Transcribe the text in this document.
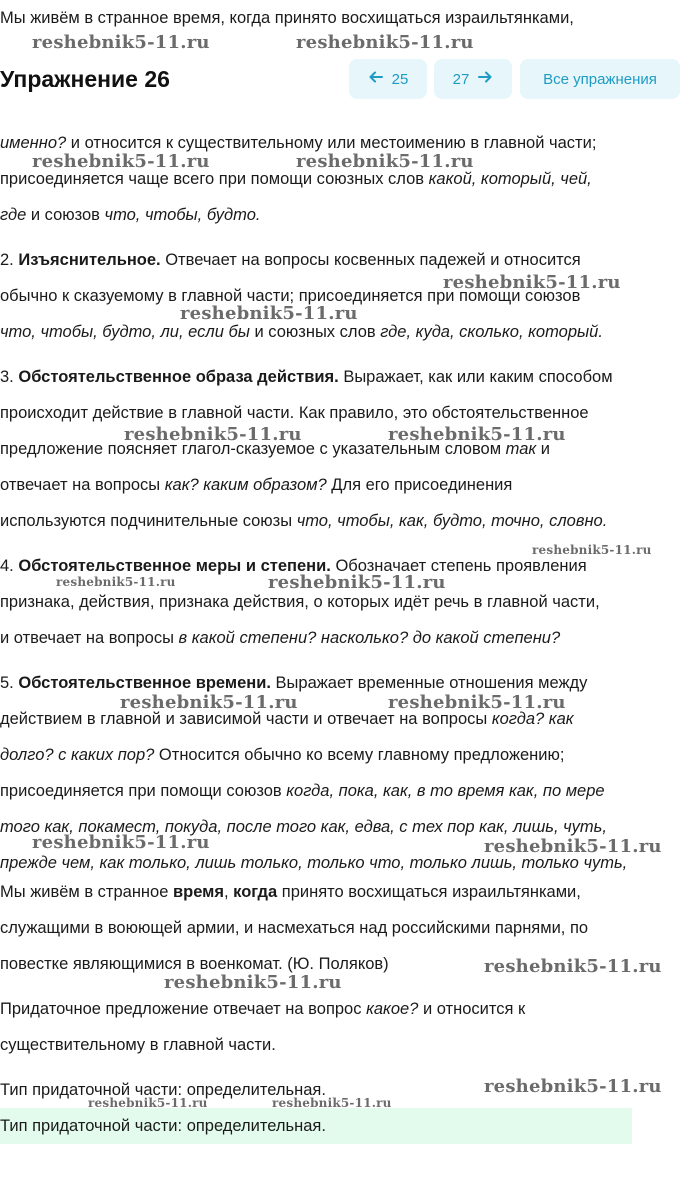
Мы живём в странное время, когда принято восхищаться израильтянками,
именно? и относится к существительному или местоимению в главной части;
присоединяется чаще всего при помощи союзных слов какой, который, чей,
где и союзов что, чтобы, будто.
2. Изъяснительное. Отвечает на вопросы косвенных падежей и относится
обычно к сказуемому в главной части; присоединяется при помощи союзов
что, чтобы, будто, ли, если бы и союзных слов где, куда, сколько, который.
3. Обстоятельственное образа действия. Выражает, как или каким способом
происходит действие в главной части. Как правило, это обстоятельственное
предложение поясняет глагол-сказуемое с указательным словом так и
отвечает на вопросы как? каким образом? Для его присоединения
используются подчинительные союзы что, чтобы, как, будто, точно, словно.
4. Обстоятельственное меры и степени. Обозначает степень проявления
признака, действия, признака действия, о которых идёт речь в главной части,
и отвечает на вопросы в какой степени? насколько? до какой степени?
5. Обстоятельственное времени. Выражает временные отношения между
действием в главной и зависимой части и отвечает на вопросы когда? как
долго? с каких пор? Относится обычно ко всему главному предложению;
присоединяется при помощи союзов когда, пока, как, в то время как, по мере
того как, покамест, покуда, после того как, едва, с тех пор как, лишь, чуть,
прежде чем, как только, лишь только, только что, только лишь, только чуть,
Мы живём в странное время, когда принято восхищаться израильтянками,
служащими в воюющей армии, и насмехаться над российскими парнями, по
повестке являющимися в военкомат. (Ю. Поляков)
Придаточное предложение отвечает на вопрос какое? и относится к
существительному в главной части.
Тип придаточной части: определительная.
Тип придаточной части: определительная.
Упражнение 26	25	27	Все упражнения
reshebnik5-11.ru	reshebnik5-11.ru
reshebnik5-11.ru	reshebnik5-11.ru
reshebnik5-11.ru
reshebnik5-11.ru
reshebnik5-11.ru	reshebnik5-11.ru
reshebnik5-11.ru
reshebnik5-11.ru	reshebnik5-11.ru
reshebnik5-11.ru	reshebnik5-11.ru
reshebnik5-11.ru	reshebnik5-11.ru
reshebnik5-11.ru
reshebnik5-11.ru
reshebnik5-11.ru
reshebnik5-11.ru	reshebnik5-11.ru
****************************************
SET EXERCISE. Copy the material exactly. Do not include the pictures.

TASK OUTPUT.
Transcribe the text in this document.
Мы живём в странное время, когда принято восхищаться израильтянками,
именно? и относится к существительному или местоимению в главной части;
присоединяется чаще всего при помощи союзных слов какой, который, чей,
где и союзов что, чтобы, будто.
2. Изъяснительное. Отвечает на вопросы косвенных падежей и относится
обычно к сказуемому в главной части; присоединяется при помощи союзов
что, чтобы, будто, ли, если бы и союзных слов где, куда, сколько, который.
3. Обстоятельственное образа действия. Выражает, как или каким способом
происходит действие в главной части. Как правило, это обстоятельственное
предложение поясняет глагол-сказуемое с указательным словом так и
отвечает на вопросы как? каким образом? Для его присоединения
используются подчинительные союзы что, чтобы, как, будто, точно, словно.
4. Обстоятельственное меры и степени. Обозначает степень проявления
признака, действия, признака действия, о которых идёт речь в главной части,
и отвечает на вопросы в какой степени? насколько? до какой степени?
5. Обстоятельственное времени. Выражает временные отношения между
действием в главной и зависимой части и отвечает на вопросы когда? как
долго? с каких пор? Относится обычно ко всему главному предложению;
присоединяется при помощи союзов когда, пока, как, в то время как, по мере
того как, покамест, покуда, после того как, едва, с тех пор как, лишь, чуть,
прежде чем, как только, лишь только, только что, только лишь, только чуть,
Мы живём в странное время, когда принято восхищаться израильтянками,
служащими в воюющей армии, и насмехаться над российскими парнями, по
повестке являющимися в военкомат. (Ю. Поляков)
Придаточное предложение отвечает на вопрос какое? и относится к
существительному в главной части.
Тип придаточной части: определительная.
Тип придаточной части: определительная.
Упражнение 26	25	27	Все упражнения
reshebnik5-11.ru	reshebnik5-11.ru
reshebnik5-11.ru	reshebnik5-11.ru
reshebnik5-11.ru
reshebnik5-11.ru
reshebnik5-11.ru	reshebnik5-11.ru
reshebnik5-11.ru
reshebnik5-11.ru	reshebnik5-11.ru
reshebnik5-11.ru	reshebnik5-11.ru
reshebnik5-11.ru	reshebnik5-11.ru
reshebnik5-11.ru
reshebnik5-11.ru
reshebnik5-11.ru
reshebnik5-11.ru	reshebnik5-11.ru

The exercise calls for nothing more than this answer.